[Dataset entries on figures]
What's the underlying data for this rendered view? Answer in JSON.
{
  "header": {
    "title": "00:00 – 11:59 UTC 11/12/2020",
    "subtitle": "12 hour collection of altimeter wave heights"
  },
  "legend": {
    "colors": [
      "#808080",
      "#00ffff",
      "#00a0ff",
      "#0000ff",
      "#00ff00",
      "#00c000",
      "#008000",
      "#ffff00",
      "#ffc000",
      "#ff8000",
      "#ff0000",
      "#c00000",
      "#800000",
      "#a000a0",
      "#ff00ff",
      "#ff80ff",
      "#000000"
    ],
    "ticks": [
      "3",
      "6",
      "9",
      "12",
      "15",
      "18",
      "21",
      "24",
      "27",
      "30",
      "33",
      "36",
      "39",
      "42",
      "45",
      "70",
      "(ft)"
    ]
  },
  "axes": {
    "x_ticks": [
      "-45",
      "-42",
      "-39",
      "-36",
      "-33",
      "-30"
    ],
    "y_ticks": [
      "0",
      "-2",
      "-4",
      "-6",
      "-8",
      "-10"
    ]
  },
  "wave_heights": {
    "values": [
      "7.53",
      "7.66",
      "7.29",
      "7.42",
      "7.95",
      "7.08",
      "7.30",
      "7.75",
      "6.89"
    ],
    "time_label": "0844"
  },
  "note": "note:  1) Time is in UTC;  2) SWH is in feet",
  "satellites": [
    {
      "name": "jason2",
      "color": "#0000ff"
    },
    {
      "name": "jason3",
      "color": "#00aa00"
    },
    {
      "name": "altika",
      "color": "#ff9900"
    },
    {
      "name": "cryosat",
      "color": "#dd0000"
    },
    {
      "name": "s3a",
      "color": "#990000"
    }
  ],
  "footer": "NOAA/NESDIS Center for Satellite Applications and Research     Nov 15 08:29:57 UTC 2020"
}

Requirement:
Extract the complete data, matching each line exactly.

Task response:
What's the underlying data for this rendered view? Answer in JSON.
{
  "header": {
    "title": "00:00 – 11:59 UTC 11/12/2020",
    "subtitle": "12 hour collection of altimeter wave heights"
  },
  "legend": {
    "colors": [
      "#808080",
      "#00ffff",
      "#00a0ff",
      "#0000ff",
      "#00ff00",
      "#00c000",
      "#008000",
      "#ffff00",
      "#ffc000",
      "#ff8000",
      "#ff0000",
      "#c00000",
      "#800000",
      "#a000a0",
      "#ff00ff",
      "#ff80ff",
      "#000000"
    ],
    "ticks": [
      "3",
      "6",
      "9",
      "12",
      "15",
      "18",
      "21",
      "24",
      "27",
      "30",
      "33",
      "36",
      "39",
      "42",
      "45",
      "70",
      "(ft)"
    ]
  },
  "axes": {
    "x_ticks": [
      "-45",
      "-42",
      "-39",
      "-36",
      "-33",
      "-30"
    ],
    "y_ticks": [
      "0",
      "-2",
      "-4",
      "-6",
      "-8",
      "-10"
    ]
  },
  "wave_heights": {
    "values": [
      "7.53",
      "7.66",
      "7.29",
      "7.42",
      "7.95",
      "7.08",
      "7.30",
      "7.75",
      "6.89"
    ],
    "time_label": "0844"
  },
  "note": "note:  1) Time is in UTC;  2) SWH is in feet",
  "satellites": [
    {
      "name": "jason2",
      "color": "#0000ff"
    },
    {
      "name": "jason3",
      "color": "#00aa00"
    },
    {
      "name": "altika",
      "color": "#ff9900"
    },
    {
      "name": "cryosat",
      "color": "#dd0000"
    },
    {
      "name": "s3a",
      "color": "#990000"
    }
  ],
  "footer": "NOAA/NESDIS Center for Satellite Applications and Research     Nov 15 08:29:57 UTC 2020"
}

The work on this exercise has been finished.